[Figure collection entries]
______________________________

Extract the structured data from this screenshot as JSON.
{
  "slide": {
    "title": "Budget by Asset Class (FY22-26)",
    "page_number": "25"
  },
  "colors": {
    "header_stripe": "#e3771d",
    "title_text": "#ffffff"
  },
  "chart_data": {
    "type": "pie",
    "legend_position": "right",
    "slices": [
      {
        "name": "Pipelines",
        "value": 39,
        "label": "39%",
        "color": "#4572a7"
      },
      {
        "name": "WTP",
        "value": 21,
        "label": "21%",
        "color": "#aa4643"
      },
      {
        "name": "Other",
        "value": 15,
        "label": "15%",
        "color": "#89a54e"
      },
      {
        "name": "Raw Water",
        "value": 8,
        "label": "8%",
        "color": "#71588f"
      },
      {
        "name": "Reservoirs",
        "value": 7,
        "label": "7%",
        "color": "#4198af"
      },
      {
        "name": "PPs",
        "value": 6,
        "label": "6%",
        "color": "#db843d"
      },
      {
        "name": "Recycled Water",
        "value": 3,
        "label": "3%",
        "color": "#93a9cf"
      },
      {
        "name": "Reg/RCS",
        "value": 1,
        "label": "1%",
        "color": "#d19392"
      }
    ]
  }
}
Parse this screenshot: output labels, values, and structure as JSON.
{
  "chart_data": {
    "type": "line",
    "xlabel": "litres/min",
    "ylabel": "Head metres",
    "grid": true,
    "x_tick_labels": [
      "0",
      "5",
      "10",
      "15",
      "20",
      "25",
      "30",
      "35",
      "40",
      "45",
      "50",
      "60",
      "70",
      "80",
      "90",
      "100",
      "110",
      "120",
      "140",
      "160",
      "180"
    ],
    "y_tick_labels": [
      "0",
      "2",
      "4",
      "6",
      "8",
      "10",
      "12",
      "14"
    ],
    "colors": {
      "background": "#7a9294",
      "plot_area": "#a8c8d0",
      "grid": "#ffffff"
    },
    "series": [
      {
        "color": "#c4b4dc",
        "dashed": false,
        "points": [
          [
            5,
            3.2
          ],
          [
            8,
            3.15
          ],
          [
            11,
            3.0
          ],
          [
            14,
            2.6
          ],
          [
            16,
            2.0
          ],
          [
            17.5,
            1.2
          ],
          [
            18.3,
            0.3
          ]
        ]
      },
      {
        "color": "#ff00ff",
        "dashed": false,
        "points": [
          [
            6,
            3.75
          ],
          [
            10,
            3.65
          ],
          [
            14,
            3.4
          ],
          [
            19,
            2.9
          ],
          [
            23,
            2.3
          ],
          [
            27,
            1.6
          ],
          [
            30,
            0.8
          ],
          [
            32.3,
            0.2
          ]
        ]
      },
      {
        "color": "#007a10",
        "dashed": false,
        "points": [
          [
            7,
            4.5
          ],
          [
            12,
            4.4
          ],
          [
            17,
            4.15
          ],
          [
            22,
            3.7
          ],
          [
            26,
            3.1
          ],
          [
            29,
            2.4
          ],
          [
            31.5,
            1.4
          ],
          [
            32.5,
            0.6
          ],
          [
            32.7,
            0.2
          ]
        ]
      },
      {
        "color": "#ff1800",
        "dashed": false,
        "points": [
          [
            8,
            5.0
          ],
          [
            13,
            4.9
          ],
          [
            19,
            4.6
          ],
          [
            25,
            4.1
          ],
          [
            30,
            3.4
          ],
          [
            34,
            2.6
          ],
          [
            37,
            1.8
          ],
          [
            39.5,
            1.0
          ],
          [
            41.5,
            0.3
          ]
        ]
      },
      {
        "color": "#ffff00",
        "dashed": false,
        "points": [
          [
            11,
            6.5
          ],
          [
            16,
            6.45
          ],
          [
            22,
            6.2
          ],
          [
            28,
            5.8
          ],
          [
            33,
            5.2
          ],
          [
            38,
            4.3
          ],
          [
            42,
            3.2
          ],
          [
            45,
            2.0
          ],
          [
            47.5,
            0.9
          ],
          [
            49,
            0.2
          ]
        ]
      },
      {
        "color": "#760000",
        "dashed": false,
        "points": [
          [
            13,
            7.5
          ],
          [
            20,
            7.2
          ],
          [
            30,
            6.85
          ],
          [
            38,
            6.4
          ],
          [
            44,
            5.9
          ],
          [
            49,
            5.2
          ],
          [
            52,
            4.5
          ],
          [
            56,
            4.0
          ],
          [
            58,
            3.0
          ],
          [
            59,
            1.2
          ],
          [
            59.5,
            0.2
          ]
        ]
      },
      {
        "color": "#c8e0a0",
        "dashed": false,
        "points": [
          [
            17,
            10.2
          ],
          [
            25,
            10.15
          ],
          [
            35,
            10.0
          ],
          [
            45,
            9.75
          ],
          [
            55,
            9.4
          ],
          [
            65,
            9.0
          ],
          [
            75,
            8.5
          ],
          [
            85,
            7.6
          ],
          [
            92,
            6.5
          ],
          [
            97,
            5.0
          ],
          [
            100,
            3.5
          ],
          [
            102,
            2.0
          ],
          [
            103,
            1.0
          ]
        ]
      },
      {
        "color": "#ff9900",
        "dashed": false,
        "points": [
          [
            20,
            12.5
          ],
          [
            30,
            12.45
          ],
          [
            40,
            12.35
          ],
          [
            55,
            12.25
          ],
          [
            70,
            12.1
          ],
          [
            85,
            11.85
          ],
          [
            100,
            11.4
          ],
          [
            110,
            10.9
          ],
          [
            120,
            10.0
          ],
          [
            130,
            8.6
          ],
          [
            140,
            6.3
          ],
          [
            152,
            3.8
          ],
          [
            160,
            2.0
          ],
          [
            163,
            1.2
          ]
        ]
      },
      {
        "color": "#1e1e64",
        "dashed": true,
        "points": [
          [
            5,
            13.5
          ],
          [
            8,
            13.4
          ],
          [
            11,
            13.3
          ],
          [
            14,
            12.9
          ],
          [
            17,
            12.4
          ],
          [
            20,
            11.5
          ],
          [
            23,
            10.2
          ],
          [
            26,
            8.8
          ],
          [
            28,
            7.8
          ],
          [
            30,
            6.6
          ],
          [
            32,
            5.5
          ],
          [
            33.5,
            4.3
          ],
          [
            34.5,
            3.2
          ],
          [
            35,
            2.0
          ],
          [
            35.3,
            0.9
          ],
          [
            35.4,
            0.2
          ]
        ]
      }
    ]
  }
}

______________________________

_Given request_
Repeat every entry word for word.

_The result_
Extract the structured data from this screenshot as JSON.
{
  "slide": {
    "title": "Budget by Asset Class (FY22-26)",
    "page_number": "25"
  },
  "colors": {
    "header_stripe": "#e3771d",
    "title_text": "#ffffff"
  },
  "chart_data": {
    "type": "pie",
    "legend_position": "right",
    "slices": [
      {
        "name": "Pipelines",
        "value": 39,
        "label": "39%",
        "color": "#4572a7"
      },
      {
        "name": "WTP",
        "value": 21,
        "label": "21%",
        "color": "#aa4643"
      },
      {
        "name": "Other",
        "value": 15,
        "label": "15%",
        "color": "#89a54e"
      },
      {
        "name": "Raw Water",
        "value": 8,
        "label": "8%",
        "color": "#71588f"
      },
      {
        "name": "Reservoirs",
        "value": 7,
        "label": "7%",
        "color": "#4198af"
      },
      {
        "name": "PPs",
        "value": 6,
        "label": "6%",
        "color": "#db843d"
      },
      {
        "name": "Recycled Water",
        "value": 3,
        "label": "3%",
        "color": "#93a9cf"
      },
      {
        "name": "Reg/RCS",
        "value": 1,
        "label": "1%",
        "color": "#d19392"
      }
    ]
  }
}
Parse this screenshot: output labels, values, and structure as JSON.
{
  "chart_data": {
    "type": "line",
    "xlabel": "litres/min",
    "ylabel": "Head metres",
    "grid": true,
    "x_tick_labels": [
      "0",
      "5",
      "10",
      "15",
      "20",
      "25",
      "30",
      "35",
      "40",
      "45",
      "50",
      "60",
      "70",
      "80",
      "90",
      "100",
      "110",
      "120",
      "140",
      "160",
      "180"
    ],
    "y_tick_labels": [
      "0",
      "2",
      "4",
      "6",
      "8",
      "10",
      "12",
      "14"
    ],
    "colors": {
      "background": "#7a9294",
      "plot_area": "#a8c8d0",
      "grid": "#ffffff"
    },
    "series": [
      {
        "color": "#c4b4dc",
        "dashed": false,
        "points": [
          [
            5,
            3.2
          ],
          [
            8,
            3.15
          ],
          [
            11,
            3.0
          ],
          [
            14,
            2.6
          ],
          [
            16,
            2.0
          ],
          [
            17.5,
            1.2
          ],
          [
            18.3,
            0.3
          ]
        ]
      },
      {
        "color": "#ff00ff",
        "dashed": false,
        "points": [
          [
            6,
            3.75
          ],
          [
            10,
            3.65
          ],
          [
            14,
            3.4
          ],
          [
            19,
            2.9
          ],
          [
            23,
            2.3
          ],
          [
            27,
            1.6
          ],
          [
            30,
            0.8
          ],
          [
            32.3,
            0.2
          ]
        ]
      },
      {
        "color": "#007a10",
        "dashed": false,
        "points": [
          [
            7,
            4.5
          ],
          [
            12,
            4.4
          ],
          [
            17,
            4.15
          ],
          [
            22,
            3.7
          ],
          [
            26,
            3.1
          ],
          [
            29,
            2.4
          ],
          [
            31.5,
            1.4
          ],
          [
            32.5,
            0.6
          ],
          [
            32.7,
            0.2
          ]
        ]
      },
      {
        "color": "#ff1800",
        "dashed": false,
        "points": [
          [
            8,
            5.0
          ],
          [
            13,
            4.9
          ],
          [
            19,
            4.6
          ],
          [
            25,
            4.1
          ],
          [
            30,
            3.4
          ],
          [
            34,
            2.6
          ],
          [
            37,
            1.8
          ],
          [
            39.5,
            1.0
          ],
          [
            41.5,
            0.3
          ]
        ]
      },
      {
        "color": "#ffff00",
        "dashed": false,
        "points": [
          [
            11,
            6.5
          ],
          [
            16,
            6.45
          ],
          [
            22,
            6.2
          ],
          [
            28,
            5.8
          ],
          [
            33,
            5.2
          ],
          [
            38,
            4.3
          ],
          [
            42,
            3.2
          ],
          [
            45,
            2.0
          ],
          [
            47.5,
            0.9
          ],
          [
            49,
            0.2
          ]
        ]
      },
      {
        "color": "#760000",
        "dashed": false,
        "points": [
          [
            13,
            7.5
          ],
          [
            20,
            7.2
          ],
          [
            30,
            6.85
          ],
          [
            38,
            6.4
          ],
          [
            44,
            5.9
          ],
          [
            49,
            5.2
          ],
          [
            52,
            4.5
          ],
          [
            56,
            4.0
          ],
          [
            58,
            3.0
          ],
          [
            59,
            1.2
          ],
          [
            59.5,
            0.2
          ]
        ]
      },
      {
        "color": "#c8e0a0",
        "dashed": false,
        "points": [
          [
            17,
            10.2
          ],
          [
            25,
            10.15
          ],
          [
            35,
            10.0
          ],
          [
            45,
            9.75
          ],
          [
            55,
            9.4
          ],
          [
            65,
            9.0
          ],
          [
            75,
            8.5
          ],
          [
            85,
            7.6
          ],
          [
            92,
            6.5
          ],
          [
            97,
            5.0
          ],
          [
            100,
            3.5
          ],
          [
            102,
            2.0
          ],
          [
            103,
            1.0
          ]
        ]
      },
      {
        "color": "#ff9900",
        "dashed": false,
        "points": [
          [
            20,
            12.5
          ],
          [
            30,
            12.45
          ],
          [
            40,
            12.35
          ],
          [
            55,
            12.25
          ],
          [
            70,
            12.1
          ],
          [
            85,
            11.85
          ],
          [
            100,
            11.4
          ],
          [
            110,
            10.9
          ],
          [
            120,
            10.0
          ],
          [
            130,
            8.6
          ],
          [
            140,
            6.3
          ],
          [
            152,
            3.8
          ],
          [
            160,
            2.0
          ],
          [
            163,
            1.2
          ]
        ]
      },
      {
        "color": "#1e1e64",
        "dashed": true,
        "points": [
          [
            5,
            13.5
          ],
          [
            8,
            13.4
          ],
          [
            11,
            13.3
          ],
          [
            14,
            12.9
          ],
          [
            17,
            12.4
          ],
          [
            20,
            11.5
          ],
          [
            23,
            10.2
          ],
          [
            26,
            8.8
          ],
          [
            28,
            7.8
          ],
          [
            30,
            6.6
          ],
          [
            32,
            5.5
          ],
          [
            33.5,
            4.3
          ],
          [
            34.5,
            3.2
          ],
          [
            35,
            2.0
          ],
          [
            35.3,
            0.9
          ],
          [
            35.4,
            0.2
          ]
        ]
      }
    ]
  }
}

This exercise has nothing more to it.